:: Provided records ::

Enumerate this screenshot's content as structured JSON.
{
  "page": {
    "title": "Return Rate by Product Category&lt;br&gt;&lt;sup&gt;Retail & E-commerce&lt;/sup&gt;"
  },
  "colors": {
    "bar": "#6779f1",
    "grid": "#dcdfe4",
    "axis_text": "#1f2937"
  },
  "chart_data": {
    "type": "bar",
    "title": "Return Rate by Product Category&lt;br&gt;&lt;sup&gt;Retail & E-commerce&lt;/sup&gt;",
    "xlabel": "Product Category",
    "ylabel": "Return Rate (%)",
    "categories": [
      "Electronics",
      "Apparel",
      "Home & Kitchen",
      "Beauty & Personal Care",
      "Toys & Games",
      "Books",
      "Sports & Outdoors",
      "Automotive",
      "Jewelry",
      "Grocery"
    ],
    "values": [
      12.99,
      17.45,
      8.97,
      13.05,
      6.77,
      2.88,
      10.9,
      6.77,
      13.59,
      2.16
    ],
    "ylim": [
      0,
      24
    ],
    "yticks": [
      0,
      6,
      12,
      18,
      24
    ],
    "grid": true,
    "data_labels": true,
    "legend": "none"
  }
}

:: Written exercise ::
Reproduce the material in full, with no word added or dropped.

:: Exercise result ::
Enumerate this screenshot's content as structured JSON.
{
  "page": {
    "title": "Return Rate by Product Category&lt;br&gt;&lt;sup&gt;Retail & E-commerce&lt;/sup&gt;"
  },
  "colors": {
    "bar": "#6779f1",
    "grid": "#dcdfe4",
    "axis_text": "#1f2937"
  },
  "chart_data": {
    "type": "bar",
    "title": "Return Rate by Product Category&lt;br&gt;&lt;sup&gt;Retail & E-commerce&lt;/sup&gt;",
    "xlabel": "Product Category",
    "ylabel": "Return Rate (%)",
    "categories": [
      "Electronics",
      "Apparel",
      "Home & Kitchen",
      "Beauty & Personal Care",
      "Toys & Games",
      "Books",
      "Sports & Outdoors",
      "Automotive",
      "Jewelry",
      "Grocery"
    ],
    "values": [
      12.99,
      17.45,
      8.97,
      13.05,
      6.77,
      2.88,
      10.9,
      6.77,
      13.59,
      2.16
    ],
    "ylim": [
      0,
      24
    ],
    "yticks": [
      0,
      6,
      12,
      18,
      24
    ],
    "grid": true,
    "data_labels": true,
    "legend": "none"
  }
}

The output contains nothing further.